• Problem details: Write out the full listing again, exactly as it stands.

• Recorded information:
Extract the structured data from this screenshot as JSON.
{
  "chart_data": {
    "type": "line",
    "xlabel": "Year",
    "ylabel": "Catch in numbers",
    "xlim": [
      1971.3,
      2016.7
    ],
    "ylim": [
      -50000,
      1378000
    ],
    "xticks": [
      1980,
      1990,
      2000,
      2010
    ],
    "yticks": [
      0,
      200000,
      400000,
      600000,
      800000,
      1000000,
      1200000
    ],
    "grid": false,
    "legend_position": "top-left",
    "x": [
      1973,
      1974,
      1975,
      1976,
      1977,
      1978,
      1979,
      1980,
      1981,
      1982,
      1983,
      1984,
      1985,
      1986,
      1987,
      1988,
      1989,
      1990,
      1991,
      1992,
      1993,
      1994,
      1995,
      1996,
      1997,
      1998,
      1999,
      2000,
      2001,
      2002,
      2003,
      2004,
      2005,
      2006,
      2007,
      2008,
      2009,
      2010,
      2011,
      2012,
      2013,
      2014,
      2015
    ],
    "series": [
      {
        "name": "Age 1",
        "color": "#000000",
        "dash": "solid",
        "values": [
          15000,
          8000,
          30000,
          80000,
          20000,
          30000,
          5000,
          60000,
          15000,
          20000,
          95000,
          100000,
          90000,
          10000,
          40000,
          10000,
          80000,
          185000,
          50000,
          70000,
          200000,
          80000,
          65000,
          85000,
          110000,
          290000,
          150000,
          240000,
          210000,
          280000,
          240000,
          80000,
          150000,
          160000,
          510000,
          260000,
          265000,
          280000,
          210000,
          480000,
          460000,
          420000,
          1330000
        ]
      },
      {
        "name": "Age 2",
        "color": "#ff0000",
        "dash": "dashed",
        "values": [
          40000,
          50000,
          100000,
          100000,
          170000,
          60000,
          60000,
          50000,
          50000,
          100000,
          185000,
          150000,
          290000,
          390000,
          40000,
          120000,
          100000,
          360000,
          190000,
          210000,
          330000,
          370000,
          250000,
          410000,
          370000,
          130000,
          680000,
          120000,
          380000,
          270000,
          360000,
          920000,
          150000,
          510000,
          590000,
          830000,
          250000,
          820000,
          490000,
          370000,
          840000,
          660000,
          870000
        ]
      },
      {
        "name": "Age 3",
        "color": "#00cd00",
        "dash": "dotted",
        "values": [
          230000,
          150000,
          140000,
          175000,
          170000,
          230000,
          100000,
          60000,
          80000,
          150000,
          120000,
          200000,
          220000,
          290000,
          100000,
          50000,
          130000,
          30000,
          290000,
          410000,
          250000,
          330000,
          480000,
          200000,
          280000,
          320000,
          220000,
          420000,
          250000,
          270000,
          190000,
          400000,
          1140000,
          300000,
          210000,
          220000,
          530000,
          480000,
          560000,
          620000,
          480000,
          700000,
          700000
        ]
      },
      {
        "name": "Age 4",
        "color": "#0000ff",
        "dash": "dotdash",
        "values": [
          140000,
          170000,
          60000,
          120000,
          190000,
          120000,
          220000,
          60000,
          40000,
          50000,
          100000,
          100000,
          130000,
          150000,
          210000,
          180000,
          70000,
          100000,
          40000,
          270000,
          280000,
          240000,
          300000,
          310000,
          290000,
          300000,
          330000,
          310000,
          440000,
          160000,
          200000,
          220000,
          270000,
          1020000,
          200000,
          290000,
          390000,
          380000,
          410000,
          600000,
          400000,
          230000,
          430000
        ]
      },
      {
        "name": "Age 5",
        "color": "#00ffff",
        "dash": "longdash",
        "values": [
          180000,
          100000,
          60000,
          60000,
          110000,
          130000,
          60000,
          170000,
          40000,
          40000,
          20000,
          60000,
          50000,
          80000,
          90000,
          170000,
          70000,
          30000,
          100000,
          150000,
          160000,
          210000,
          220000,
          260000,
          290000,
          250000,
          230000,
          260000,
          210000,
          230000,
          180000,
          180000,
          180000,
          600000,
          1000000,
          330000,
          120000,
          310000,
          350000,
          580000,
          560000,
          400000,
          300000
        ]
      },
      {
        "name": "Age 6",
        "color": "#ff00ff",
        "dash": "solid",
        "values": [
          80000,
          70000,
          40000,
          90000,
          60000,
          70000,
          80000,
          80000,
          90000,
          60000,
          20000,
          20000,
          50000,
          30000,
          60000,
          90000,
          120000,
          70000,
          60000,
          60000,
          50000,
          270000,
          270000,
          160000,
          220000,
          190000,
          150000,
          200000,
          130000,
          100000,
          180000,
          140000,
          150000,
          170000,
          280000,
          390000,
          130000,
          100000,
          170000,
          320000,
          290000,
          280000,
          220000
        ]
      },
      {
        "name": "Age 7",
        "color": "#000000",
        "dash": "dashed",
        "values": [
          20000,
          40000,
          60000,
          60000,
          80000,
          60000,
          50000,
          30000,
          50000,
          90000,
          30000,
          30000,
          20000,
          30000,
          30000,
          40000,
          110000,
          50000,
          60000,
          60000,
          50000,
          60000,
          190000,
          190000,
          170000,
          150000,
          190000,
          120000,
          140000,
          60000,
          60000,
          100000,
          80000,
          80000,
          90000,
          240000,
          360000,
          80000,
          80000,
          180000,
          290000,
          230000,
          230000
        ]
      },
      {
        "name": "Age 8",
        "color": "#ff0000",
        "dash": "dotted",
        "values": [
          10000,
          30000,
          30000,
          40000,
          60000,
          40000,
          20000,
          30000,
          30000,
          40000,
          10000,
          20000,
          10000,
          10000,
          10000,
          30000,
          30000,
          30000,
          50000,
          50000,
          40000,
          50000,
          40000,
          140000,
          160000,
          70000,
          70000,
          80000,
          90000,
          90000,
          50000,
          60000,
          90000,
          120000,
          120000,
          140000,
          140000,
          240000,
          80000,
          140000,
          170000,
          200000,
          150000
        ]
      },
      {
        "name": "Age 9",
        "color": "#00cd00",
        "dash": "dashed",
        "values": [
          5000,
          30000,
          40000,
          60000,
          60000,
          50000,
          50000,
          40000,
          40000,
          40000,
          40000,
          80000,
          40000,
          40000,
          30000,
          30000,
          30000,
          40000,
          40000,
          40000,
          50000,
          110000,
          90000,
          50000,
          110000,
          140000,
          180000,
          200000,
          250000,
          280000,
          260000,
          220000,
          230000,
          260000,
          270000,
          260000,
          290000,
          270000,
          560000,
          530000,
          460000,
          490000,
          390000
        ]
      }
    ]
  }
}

• Solution to the exercise:
Extract the structured data from this screenshot as JSON.
{
  "chart_data": {
    "type": "line",
    "xlabel": "Year",
    "ylabel": "Catch in numbers",
    "xlim": [
      1971.3,
      2016.7
    ],
    "ylim": [
      -50000,
      1378000
    ],
    "xticks": [
      1980,
      1990,
      2000,
      2010
    ],
    "yticks": [
      0,
      200000,
      400000,
      600000,
      800000,
      1000000,
      1200000
    ],
    "grid": false,
    "legend_position": "top-left",
    "x": [
      1973,
      1974,
      1975,
      1976,
      1977,
      1978,
      1979,
      1980,
      1981,
      1982,
      1983,
      1984,
      1985,
      1986,
      1987,
      1988,
      1989,
      1990,
      1991,
      1992,
      1993,
      1994,
      1995,
      1996,
      1997,
      1998,
      1999,
      2000,
      2001,
      2002,
      2003,
      2004,
      2005,
      2006,
      2007,
      2008,
      2009,
      2010,
      2011,
      2012,
      2013,
      2014,
      2015
    ],
    "series": [
      {
        "name": "Age 1",
        "color": "#000000",
        "dash": "solid",
        "values": [
          15000,
          8000,
          30000,
          80000,
          20000,
          30000,
          5000,
          60000,
          15000,
          20000,
          95000,
          100000,
          90000,
          10000,
          40000,
          10000,
          80000,
          185000,
          50000,
          70000,
          200000,
          80000,
          65000,
          85000,
          110000,
          290000,
          150000,
          240000,
          210000,
          280000,
          240000,
          80000,
          150000,
          160000,
          510000,
          260000,
          265000,
          280000,
          210000,
          480000,
          460000,
          420000,
          1330000
        ]
      },
      {
        "name": "Age 2",
        "color": "#ff0000",
        "dash": "dashed",
        "values": [
          40000,
          50000,
          100000,
          100000,
          170000,
          60000,
          60000,
          50000,
          50000,
          100000,
          185000,
          150000,
          290000,
          390000,
          40000,
          120000,
          100000,
          360000,
          190000,
          210000,
          330000,
          370000,
          250000,
          410000,
          370000,
          130000,
          680000,
          120000,
          380000,
          270000,
          360000,
          920000,
          150000,
          510000,
          590000,
          830000,
          250000,
          820000,
          490000,
          370000,
          840000,
          660000,
          870000
        ]
      },
      {
        "name": "Age 3",
        "color": "#00cd00",
        "dash": "dotted",
        "values": [
          230000,
          150000,
          140000,
          175000,
          170000,
          230000,
          100000,
          60000,
          80000,
          150000,
          120000,
          200000,
          220000,
          290000,
          100000,
          50000,
          130000,
          30000,
          290000,
          410000,
          250000,
          330000,
          480000,
          200000,
          280000,
          320000,
          220000,
          420000,
          250000,
          270000,
          190000,
          400000,
          1140000,
          300000,
          210000,
          220000,
          530000,
          480000,
          560000,
          620000,
          480000,
          700000,
          700000
        ]
      },
      {
        "name": "Age 4",
        "color": "#0000ff",
        "dash": "dotdash",
        "values": [
          140000,
          170000,
          60000,
          120000,
          190000,
          120000,
          220000,
          60000,
          40000,
          50000,
          100000,
          100000,
          130000,
          150000,
          210000,
          180000,
          70000,
          100000,
          40000,
          270000,
          280000,
          240000,
          300000,
          310000,
          290000,
          300000,
          330000,
          310000,
          440000,
          160000,
          200000,
          220000,
          270000,
          1020000,
          200000,
          290000,
          390000,
          380000,
          410000,
          600000,
          400000,
          230000,
          430000
        ]
      },
      {
        "name": "Age 5",
        "color": "#00ffff",
        "dash": "longdash",
        "values": [
          180000,
          100000,
          60000,
          60000,
          110000,
          130000,
          60000,
          170000,
          40000,
          40000,
          20000,
          60000,
          50000,
          80000,
          90000,
          170000,
          70000,
          30000,
          100000,
          150000,
          160000,
          210000,
          220000,
          260000,
          290000,
          250000,
          230000,
          260000,
          210000,
          230000,
          180000,
          180000,
          180000,
          600000,
          1000000,
          330000,
          120000,
          310000,
          350000,
          580000,
          560000,
          400000,
          300000
        ]
      },
      {
        "name": "Age 6",
        "color": "#ff00ff",
        "dash": "solid",
        "values": [
          80000,
          70000,
          40000,
          90000,
          60000,
          70000,
          80000,
          80000,
          90000,
          60000,
          20000,
          20000,
          50000,
          30000,
          60000,
          90000,
          120000,
          70000,
          60000,
          60000,
          50000,
          270000,
          270000,
          160000,
          220000,
          190000,
          150000,
          200000,
          130000,
          100000,
          180000,
          140000,
          150000,
          170000,
          280000,
          390000,
          130000,
          100000,
          170000,
          320000,
          290000,
          280000,
          220000
        ]
      },
      {
        "name": "Age 7",
        "color": "#000000",
        "dash": "dashed",
        "values": [
          20000,
          40000,
          60000,
          60000,
          80000,
          60000,
          50000,
          30000,
          50000,
          90000,
          30000,
          30000,
          20000,
          30000,
          30000,
          40000,
          110000,
          50000,
          60000,
          60000,
          50000,
          60000,
          190000,
          190000,
          170000,
          150000,
          190000,
          120000,
          140000,
          60000,
          60000,
          100000,
          80000,
          80000,
          90000,
          240000,
          360000,
          80000,
          80000,
          180000,
          290000,
          230000,
          230000
        ]
      },
      {
        "name": "Age 8",
        "color": "#ff0000",
        "dash": "dotted",
        "values": [
          10000,
          30000,
          30000,
          40000,
          60000,
          40000,
          20000,
          30000,
          30000,
          40000,
          10000,
          20000,
          10000,
          10000,
          10000,
          30000,
          30000,
          30000,
          50000,
          50000,
          40000,
          50000,
          40000,
          140000,
          160000,
          70000,
          70000,
          80000,
          90000,
          90000,
          50000,
          60000,
          90000,
          120000,
          120000,
          140000,
          140000,
          240000,
          80000,
          140000,
          170000,
          200000,
          150000
        ]
      },
      {
        "name": "Age 9",
        "color": "#00cd00",
        "dash": "dashed",
        "values": [
          5000,
          30000,
          40000,
          60000,
          60000,
          50000,
          50000,
          40000,
          40000,
          40000,
          40000,
          80000,
          40000,
          40000,
          30000,
          30000,
          30000,
          40000,
          40000,
          40000,
          50000,
          110000,
          90000,
          50000,
          110000,
          140000,
          180000,
          200000,
          250000,
          280000,
          260000,
          220000,
          230000,
          260000,
          270000,
          260000,
          290000,
          270000,
          560000,
          530000,
          460000,
          490000,
          390000
        ]
      }
    ]
  }
}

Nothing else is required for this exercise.